Glee got me thinking tonight. It got me thinking about hate.

I had like the anti-high school high school experience. Not “anti” like “against”. More like “anti” like “antimatter”. I hibernated. That’s the way I think of it. I put my head down and woke up on the first day of university.

It wasn’t a conscious decision. I had all the self-awareness of a seahorse when I was fourteen. I don’t know why I hibernated, but I did. I had some friends, but not close ones*. I barely dated. I was super active in the youth group but that was like a separate world to me.

But there was one week. One week when the ground thawed and all the high school crap seeped in. I was seventeen years old, accepted to college, impatiently waiting to get the hell out, just like everyone else. For one week in the spring of 1994 I experienced four years’ worth of full-on pain.

+ + +

Task instructions: Does each of these statements agree with the essay on high school? Answer yes or no and quote the words that decide it. 1. The writer chose to hibernate through high school on purpose. 2. The writer was very active in a youth group. 3. The week of pain came in the spring of 1994.

Data block:
+ + +

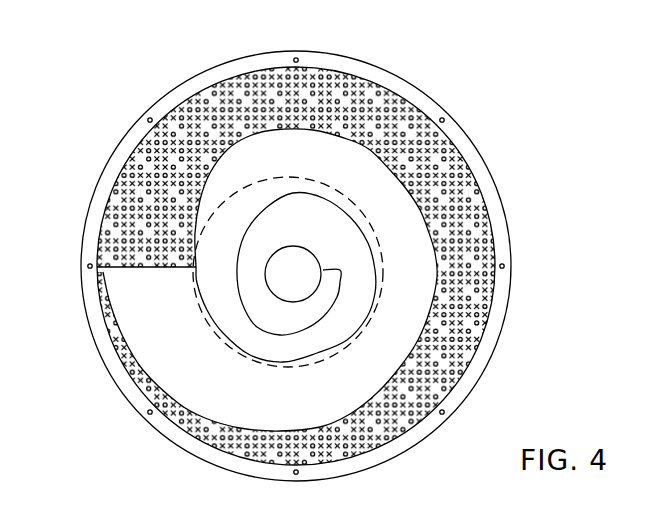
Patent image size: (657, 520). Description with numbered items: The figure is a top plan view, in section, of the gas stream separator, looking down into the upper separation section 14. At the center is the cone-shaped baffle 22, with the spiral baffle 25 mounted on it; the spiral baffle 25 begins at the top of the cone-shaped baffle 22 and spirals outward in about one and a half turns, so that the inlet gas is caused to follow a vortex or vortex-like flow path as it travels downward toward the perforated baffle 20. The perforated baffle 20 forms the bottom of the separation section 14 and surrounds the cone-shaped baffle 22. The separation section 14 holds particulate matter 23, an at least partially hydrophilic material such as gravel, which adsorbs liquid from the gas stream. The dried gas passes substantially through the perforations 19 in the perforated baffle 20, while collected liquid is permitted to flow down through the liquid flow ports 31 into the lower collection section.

+ + +

Answer for the task:
1. No: "It wasn’t a conscious decision."
2. Yes: "I was super active in the youth group"
3. Yes: "For one week in the spring of 1994 I experienced four years’ worth of full-on pain."